• **STATED EXERCISE**
Reproduce every line of the material below, but drop the pictures.

[Dataset listings of figures]
=====
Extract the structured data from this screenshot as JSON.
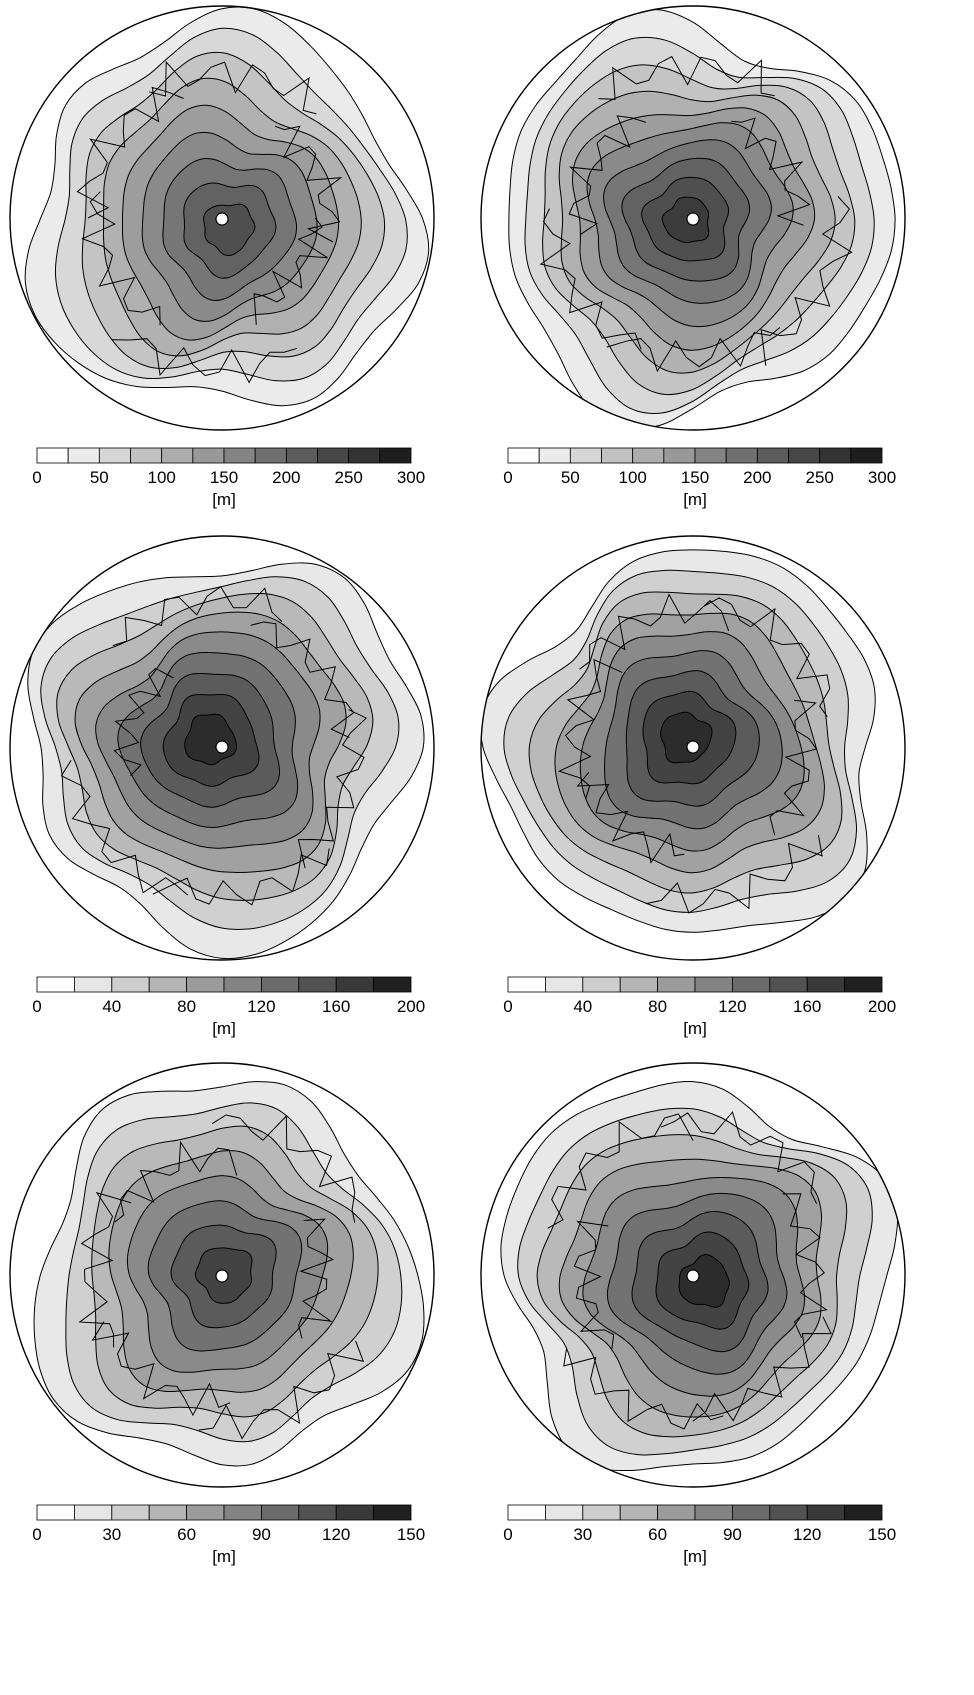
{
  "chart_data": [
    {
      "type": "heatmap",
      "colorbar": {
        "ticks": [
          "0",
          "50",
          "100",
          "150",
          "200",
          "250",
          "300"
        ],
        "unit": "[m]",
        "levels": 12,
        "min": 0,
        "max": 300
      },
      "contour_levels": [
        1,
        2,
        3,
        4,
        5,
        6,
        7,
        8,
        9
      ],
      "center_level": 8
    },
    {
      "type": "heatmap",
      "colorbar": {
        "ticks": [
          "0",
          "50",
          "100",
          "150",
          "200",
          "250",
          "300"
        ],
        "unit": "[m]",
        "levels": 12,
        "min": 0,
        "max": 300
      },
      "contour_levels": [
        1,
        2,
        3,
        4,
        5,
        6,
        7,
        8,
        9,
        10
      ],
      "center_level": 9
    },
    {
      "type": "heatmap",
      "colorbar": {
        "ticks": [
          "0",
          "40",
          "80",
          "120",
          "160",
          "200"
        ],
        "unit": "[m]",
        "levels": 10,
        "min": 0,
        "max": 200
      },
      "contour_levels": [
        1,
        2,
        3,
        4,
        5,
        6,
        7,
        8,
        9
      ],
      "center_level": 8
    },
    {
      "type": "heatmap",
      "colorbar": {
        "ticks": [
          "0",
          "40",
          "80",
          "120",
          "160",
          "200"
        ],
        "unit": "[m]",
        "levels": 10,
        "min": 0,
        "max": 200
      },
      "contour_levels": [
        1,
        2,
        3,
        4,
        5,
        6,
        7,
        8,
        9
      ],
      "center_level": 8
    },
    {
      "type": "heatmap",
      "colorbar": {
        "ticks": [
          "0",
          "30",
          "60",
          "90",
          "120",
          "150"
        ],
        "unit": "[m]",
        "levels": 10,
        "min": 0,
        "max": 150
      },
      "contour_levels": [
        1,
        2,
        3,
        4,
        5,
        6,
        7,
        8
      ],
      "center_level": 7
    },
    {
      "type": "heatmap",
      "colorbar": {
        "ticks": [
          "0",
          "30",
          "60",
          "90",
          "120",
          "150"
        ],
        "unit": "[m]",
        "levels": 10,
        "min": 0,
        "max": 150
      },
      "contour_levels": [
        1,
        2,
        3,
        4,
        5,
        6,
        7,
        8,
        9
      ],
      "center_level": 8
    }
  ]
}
=====
• **SOLUTION**
Extract the structured data from this screenshot as JSON.
{
  "chart_data": [
    {
      "type": "heatmap",
      "colorbar": {
        "ticks": [
          "0",
          "50",
          "100",
          "150",
          "200",
          "250",
          "300"
        ],
        "unit": "[m]",
        "levels": 12,
        "min": 0,
        "max": 300
      },
      "contour_levels": [
        1,
        2,
        3,
        4,
        5,
        6,
        7,
        8,
        9
      ],
      "center_level": 8
    },
    {
      "type": "heatmap",
      "colorbar": {
        "ticks": [
          "0",
          "50",
          "100",
          "150",
          "200",
          "250",
          "300"
        ],
        "unit": "[m]",
        "levels": 12,
        "min": 0,
        "max": 300
      },
      "contour_levels": [
        1,
        2,
        3,
        4,
        5,
        6,
        7,
        8,
        9,
        10
      ],
      "center_level": 9
    },
    {
      "type": "heatmap",
      "colorbar": {
        "ticks": [
          "0",
          "40",
          "80",
          "120",
          "160",
          "200"
        ],
        "unit": "[m]",
        "levels": 10,
        "min": 0,
        "max": 200
      },
      "contour_levels": [
        1,
        2,
        3,
        4,
        5,
        6,
        7,
        8,
        9
      ],
      "center_level": 8
    },
    {
      "type": "heatmap",
      "colorbar": {
        "ticks": [
          "0",
          "40",
          "80",
          "120",
          "160",
          "200"
        ],
        "unit": "[m]",
        "levels": 10,
        "min": 0,
        "max": 200
      },
      "contour_levels": [
        1,
        2,
        3,
        4,
        5,
        6,
        7,
        8,
        9
      ],
      "center_level": 8
    },
    {
      "type": "heatmap",
      "colorbar": {
        "ticks": [
          "0",
          "30",
          "60",
          "90",
          "120",
          "150"
        ],
        "unit": "[m]",
        "levels": 10,
        "min": 0,
        "max": 150
      },
      "contour_levels": [
        1,
        2,
        3,
        4,
        5,
        6,
        7,
        8
      ],
      "center_level": 7
    },
    {
      "type": "heatmap",
      "colorbar": {
        "ticks": [
          "0",
          "30",
          "60",
          "90",
          "120",
          "150"
        ],
        "unit": "[m]",
        "levels": 10,
        "min": 0,
        "max": 150
      },
      "contour_levels": [
        1,
        2,
        3,
        4,
        5,
        6,
        7,
        8,
        9
      ],
      "center_level": 8
    }
  ]
}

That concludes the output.